Entries provided:
++++++++
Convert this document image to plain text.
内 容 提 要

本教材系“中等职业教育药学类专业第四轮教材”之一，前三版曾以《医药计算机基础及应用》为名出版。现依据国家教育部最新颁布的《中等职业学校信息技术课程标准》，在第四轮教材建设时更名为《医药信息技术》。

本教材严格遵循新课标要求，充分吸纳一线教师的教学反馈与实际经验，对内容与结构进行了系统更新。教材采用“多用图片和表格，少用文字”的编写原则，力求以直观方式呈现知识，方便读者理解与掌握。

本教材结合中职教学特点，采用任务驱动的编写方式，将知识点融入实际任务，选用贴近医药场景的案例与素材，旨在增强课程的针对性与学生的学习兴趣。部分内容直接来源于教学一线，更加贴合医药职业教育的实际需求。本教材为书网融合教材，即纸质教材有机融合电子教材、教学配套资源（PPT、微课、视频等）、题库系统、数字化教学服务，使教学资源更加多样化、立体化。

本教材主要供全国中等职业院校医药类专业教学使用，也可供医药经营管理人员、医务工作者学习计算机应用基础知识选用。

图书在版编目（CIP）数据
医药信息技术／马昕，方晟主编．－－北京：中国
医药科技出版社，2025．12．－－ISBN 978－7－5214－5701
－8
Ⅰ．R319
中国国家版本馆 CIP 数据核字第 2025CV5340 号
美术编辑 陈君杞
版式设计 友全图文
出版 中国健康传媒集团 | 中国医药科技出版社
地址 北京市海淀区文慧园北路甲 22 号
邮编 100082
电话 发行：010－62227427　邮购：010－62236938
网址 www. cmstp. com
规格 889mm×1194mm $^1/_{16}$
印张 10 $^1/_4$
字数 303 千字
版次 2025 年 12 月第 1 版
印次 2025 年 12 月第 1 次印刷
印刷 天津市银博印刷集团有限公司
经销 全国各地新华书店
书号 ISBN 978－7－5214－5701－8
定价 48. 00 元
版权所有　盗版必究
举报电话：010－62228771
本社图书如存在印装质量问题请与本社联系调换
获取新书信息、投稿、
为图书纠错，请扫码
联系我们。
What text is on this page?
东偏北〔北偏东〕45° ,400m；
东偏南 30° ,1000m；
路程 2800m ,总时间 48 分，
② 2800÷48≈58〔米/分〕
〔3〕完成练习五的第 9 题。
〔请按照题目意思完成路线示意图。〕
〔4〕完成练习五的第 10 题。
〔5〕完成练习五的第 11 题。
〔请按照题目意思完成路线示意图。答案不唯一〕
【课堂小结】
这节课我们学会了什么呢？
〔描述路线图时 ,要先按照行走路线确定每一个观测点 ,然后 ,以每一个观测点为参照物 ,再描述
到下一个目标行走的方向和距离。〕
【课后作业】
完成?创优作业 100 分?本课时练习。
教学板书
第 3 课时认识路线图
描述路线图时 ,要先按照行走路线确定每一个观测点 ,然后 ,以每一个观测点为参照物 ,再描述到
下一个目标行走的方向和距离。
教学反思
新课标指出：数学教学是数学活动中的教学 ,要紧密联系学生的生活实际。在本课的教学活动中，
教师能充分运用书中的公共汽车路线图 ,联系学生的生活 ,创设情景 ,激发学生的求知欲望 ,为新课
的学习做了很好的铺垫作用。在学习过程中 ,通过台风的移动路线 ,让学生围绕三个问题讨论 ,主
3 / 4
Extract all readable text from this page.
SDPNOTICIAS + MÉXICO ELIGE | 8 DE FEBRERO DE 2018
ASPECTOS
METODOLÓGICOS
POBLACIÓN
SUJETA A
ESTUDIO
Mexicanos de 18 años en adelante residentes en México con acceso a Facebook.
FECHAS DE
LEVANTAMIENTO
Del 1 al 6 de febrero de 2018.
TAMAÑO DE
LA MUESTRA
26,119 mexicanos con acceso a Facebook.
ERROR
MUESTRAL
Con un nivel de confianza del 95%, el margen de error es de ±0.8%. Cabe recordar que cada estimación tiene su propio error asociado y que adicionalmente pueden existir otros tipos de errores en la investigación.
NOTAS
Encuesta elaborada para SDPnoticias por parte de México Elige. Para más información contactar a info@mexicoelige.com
++++++++
The task:
Write out the entire listing exactly.

Response to this task:
Convert this document image to plain text.
内 容 提 要

本教材系“中等职业教育药学类专业第四轮教材”之一，前三版曾以《医药计算机基础及应用》为名出版。现依据国家教育部最新颁布的《中等职业学校信息技术课程标准》，在第四轮教材建设时更名为《医药信息技术》。

本教材严格遵循新课标要求，充分吸纳一线教师的教学反馈与实际经验，对内容与结构进行了系统更新。教材采用“多用图片和表格，少用文字”的编写原则，力求以直观方式呈现知识，方便读者理解与掌握。

本教材结合中职教学特点，采用任务驱动的编写方式，将知识点融入实际任务，选用贴近医药场景的案例与素材，旨在增强课程的针对性与学生的学习兴趣。部分内容直接来源于教学一线，更加贴合医药职业教育的实际需求。本教材为书网融合教材，即纸质教材有机融合电子教材、教学配套资源（PPT、微课、视频等）、题库系统、数字化教学服务，使教学资源更加多样化、立体化。

本教材主要供全国中等职业院校医药类专业教学使用，也可供医药经营管理人员、医务工作者学习计算机应用基础知识选用。

图书在版编目（CIP）数据
医药信息技术／马昕，方晟主编．－－北京：中国
医药科技出版社，2025．12．－－ISBN 978－7－5214－5701
－8
Ⅰ．R319
中国国家版本馆 CIP 数据核字第 2025CV5340 号
美术编辑 陈君杞
版式设计 友全图文
出版 中国健康传媒集团 | 中国医药科技出版社
地址 北京市海淀区文慧园北路甲 22 号
邮编 100082
电话 发行：010－62227427　邮购：010－62236938
网址 www. cmstp. com
规格 889mm×1194mm $^1/_{16}$
印张 10 $^1/_4$
字数 303 千字
版次 2025 年 12 月第 1 版
印次 2025 年 12 月第 1 次印刷
印刷 天津市银博印刷集团有限公司
经销 全国各地新华书店
书号 ISBN 978－7－5214－5701－8
定价 48. 00 元
版权所有　盗版必究
举报电话：010－62228771
本社图书如存在印装质量问题请与本社联系调换
获取新书信息、投稿、
为图书纠错，请扫码
联系我们。
What text is on this page?
东偏北〔北偏东〕45° ,400m；
东偏南 30° ,1000m；
路程 2800m ,总时间 48 分，
② 2800÷48≈58〔米/分〕
〔3〕完成练习五的第 9 题。
〔请按照题目意思完成路线示意图。〕
〔4〕完成练习五的第 10 题。
〔5〕完成练习五的第 11 题。
〔请按照题目意思完成路线示意图。答案不唯一〕
【课堂小结】
这节课我们学会了什么呢？
〔描述路线图时 ,要先按照行走路线确定每一个观测点 ,然后 ,以每一个观测点为参照物 ,再描述
到下一个目标行走的方向和距离。〕
【课后作业】
完成?创优作业 100 分?本课时练习。
教学板书
第 3 课时认识路线图
描述路线图时 ,要先按照行走路线确定每一个观测点 ,然后 ,以每一个观测点为参照物 ,再描述到
下一个目标行走的方向和距离。
教学反思
新课标指出：数学教学是数学活动中的教学 ,要紧密联系学生的生活实际。在本课的教学活动中，
教师能充分运用书中的公共汽车路线图 ,联系学生的生活 ,创设情景 ,激发学生的求知欲望 ,为新课
的学习做了很好的铺垫作用。在学习过程中 ,通过台风的移动路线 ,让学生围绕三个问题讨论 ,主
3 / 4
Extract all readable text from this page.
SDPNOTICIAS + MÉXICO ELIGE | 8 DE FEBRERO DE 2018
ASPECTOS
METODOLÓGICOS
POBLACIÓN
SUJETA A
ESTUDIO
Mexicanos de 18 años en adelante residentes en México con acceso a Facebook.
FECHAS DE
LEVANTAMIENTO
Del 1 al 6 de febrero de 2018.
TAMAÑO DE
LA MUESTRA
26,119 mexicanos con acceso a Facebook.
ERROR
MUESTRAL
Con un nivel de confianza del 95%, el margen de error es de ±0.8%. Cabe recordar que cada estimación tiene su propio error asociado y que adicionalmente pueden existir otros tipos de errores en la investigación.
NOTAS
Encuesta elaborada para SDPnoticias por parte de México Elige. Para más información contactar a info@mexicoelige.com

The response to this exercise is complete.